## Your objective:
Print the data below verbatim, line by line, and omit the pictures from your output.

# Entries provided start

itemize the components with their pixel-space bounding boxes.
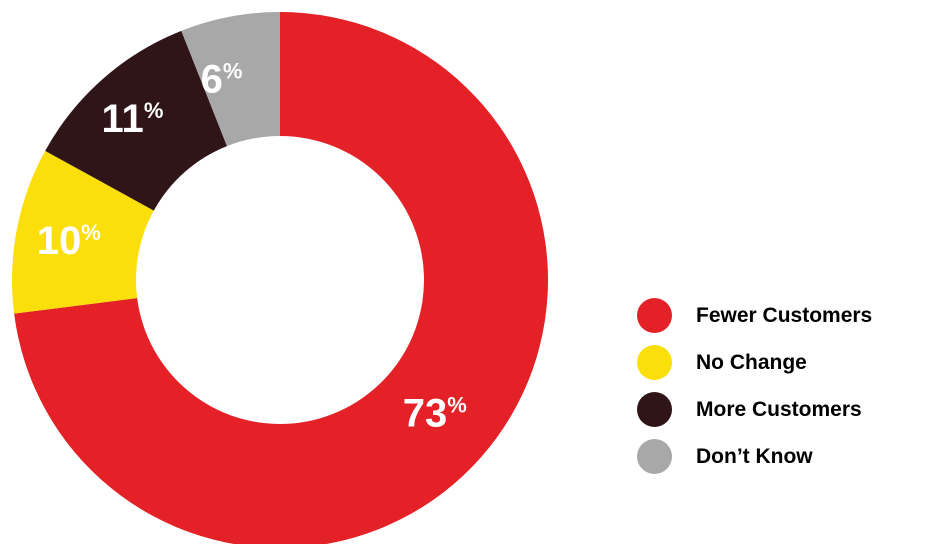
legend-label: More Customers — [696, 397, 862, 421]
legend-label: No Change — [696, 350, 807, 374]
legend-item-fewer-customers: Fewer Customers — [637, 292, 872, 339]
legend-swatch-more-customers — [637, 392, 672, 427]
label-more-customers: 11% — [102, 97, 164, 141]
donut-slices — [12, 12, 548, 544]
legend-label: Fewer Customers — [696, 303, 873, 327]
legend-item-more-customers: More Customers — [637, 386, 872, 433]
chart-legend: Fewer Customers No Change More Customers… — [637, 292, 872, 480]
legend-item-no-change: No Change — [637, 339, 872, 386]
legend-label: Don’t Know — [696, 444, 813, 468]
legend-swatch-dont-know — [637, 439, 672, 474]
legend-item-dont-know: Don’t Know — [637, 433, 872, 480]
legend-swatch-no-change — [637, 345, 672, 380]
slice-no-change — [12, 150, 154, 314]
slice-more-customers — [45, 30, 227, 211]
slice-fewer-customers — [14, 12, 548, 544]
slice-dont-know — [181, 12, 280, 147]
legend-swatch-fewer-customers — [637, 298, 672, 333]
donut-slice-labels: 73% 10% 11% 6% — [37, 58, 467, 436]
label-no-change: 10% — [37, 219, 101, 263]
label-dont-know: 6% — [201, 58, 243, 102]
label-fewer-customers: 73% — [403, 392, 467, 436]
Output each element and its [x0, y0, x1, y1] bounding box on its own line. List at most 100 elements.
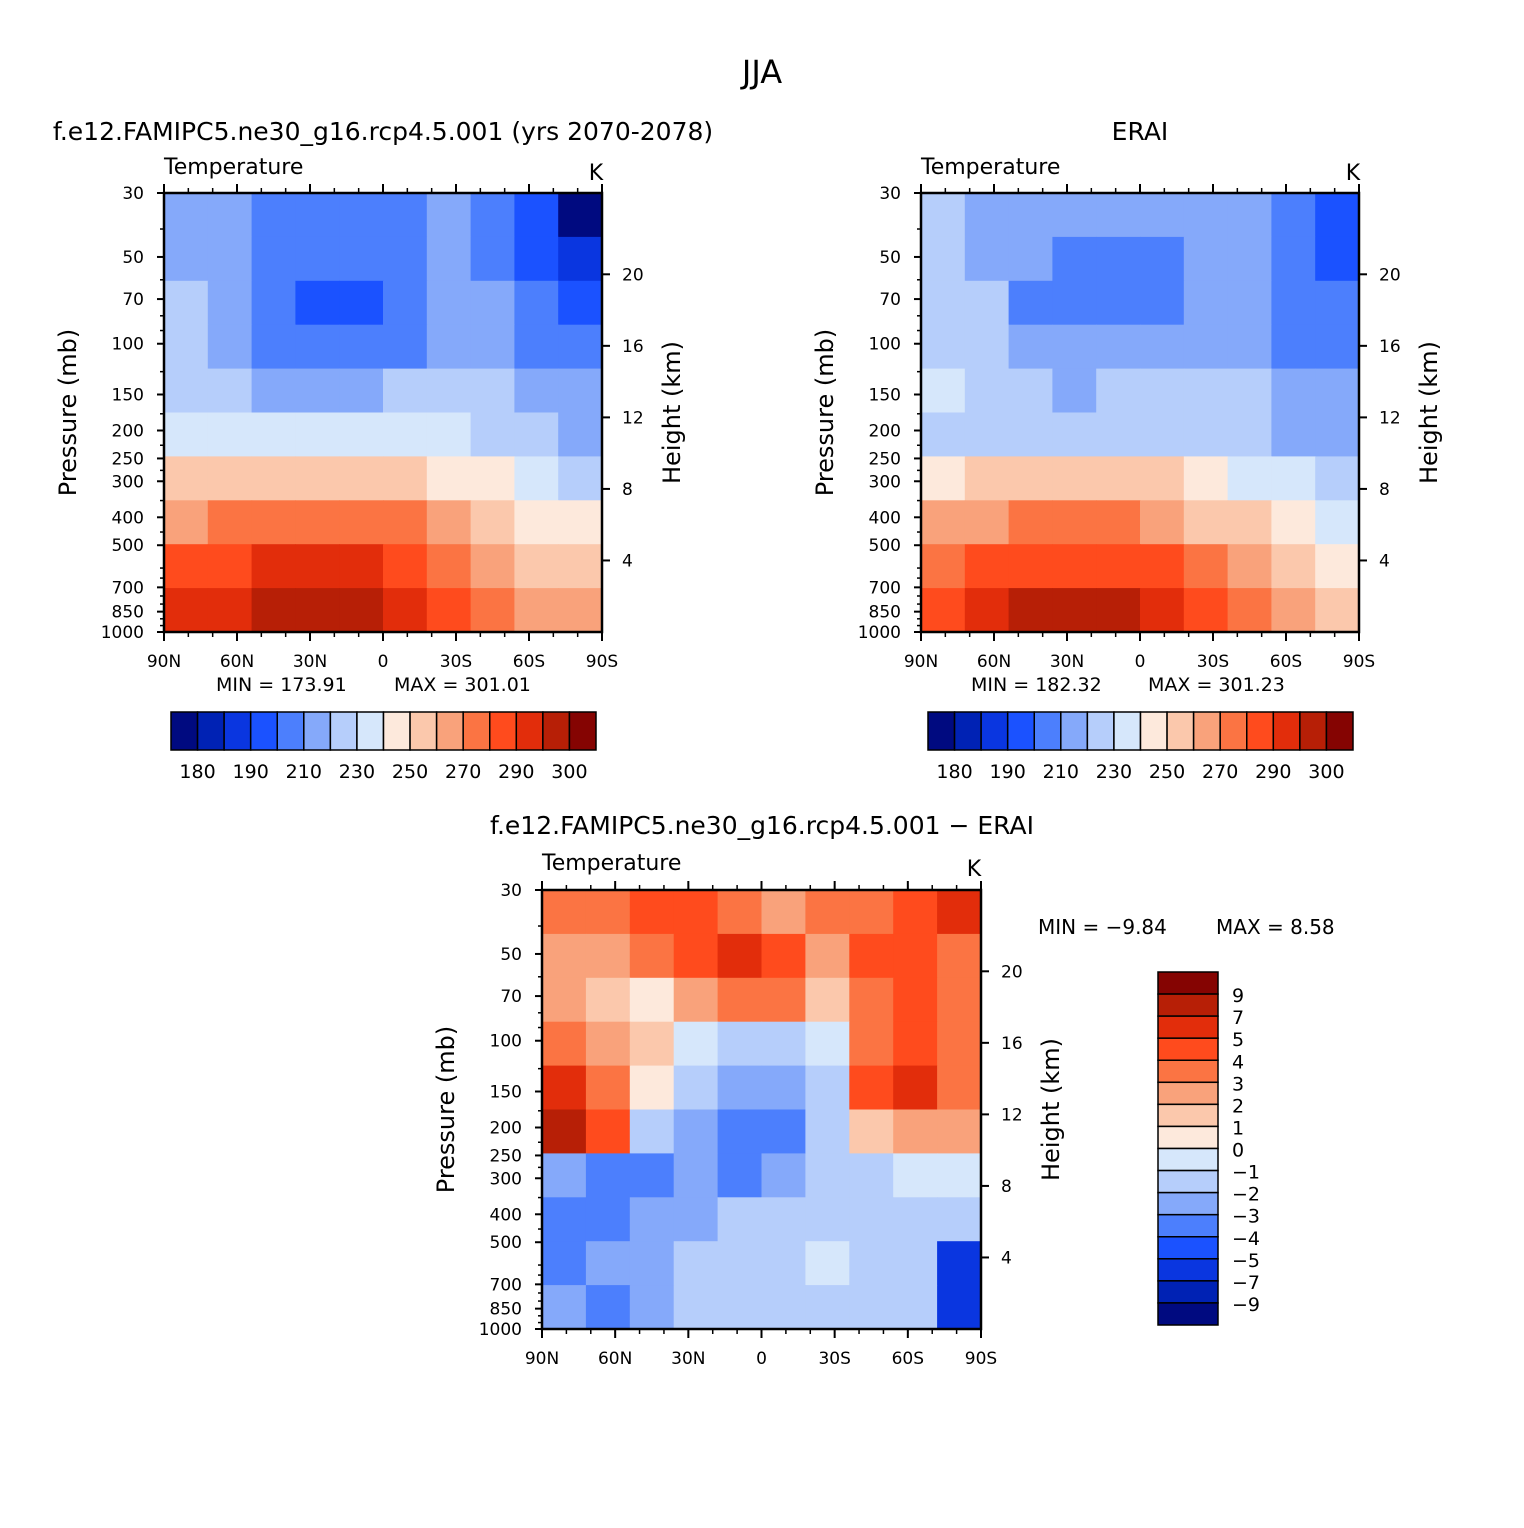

# Entries provided end

## In response:
itemize the components with their pixel-space bounding boxes.
legend-label: More Customers — [696, 397, 862, 421]
legend-label: No Change — [696, 350, 807, 374]
legend-item-fewer-customers: Fewer Customers — [637, 292, 872, 339]
legend-swatch-more-customers — [637, 392, 672, 427]
label-more-customers: 11% — [102, 97, 164, 141]
donut-slices — [12, 12, 548, 544]
legend-label: Fewer Customers — [696, 303, 873, 327]
legend-item-more-customers: More Customers — [637, 386, 872, 433]
chart-legend: Fewer Customers No Change More Customers… — [637, 292, 872, 480]
legend-item-no-change: No Change — [637, 339, 872, 386]
legend-label: Don’t Know — [696, 444, 813, 468]
legend-swatch-dont-know — [637, 439, 672, 474]
legend-item-dont-know: Don’t Know — [637, 433, 872, 480]
legend-swatch-no-change — [637, 345, 672, 380]
slice-no-change — [12, 150, 154, 314]
slice-more-customers — [45, 30, 227, 211]
slice-fewer-customers — [14, 12, 548, 544]
slice-dont-know — [181, 12, 280, 147]
legend-swatch-fewer-customers — [637, 298, 672, 333]
donut-slice-labels: 73% 10% 11% 6% — [37, 58, 467, 436]
label-no-change: 10% — [37, 219, 101, 263]
label-dont-know: 6% — [201, 58, 243, 102]
label-fewer-customers: 73% — [403, 392, 467, 436]
Output each element and its [x0, y0, x1, y1] bounding box on its own line. List at most 100 elements.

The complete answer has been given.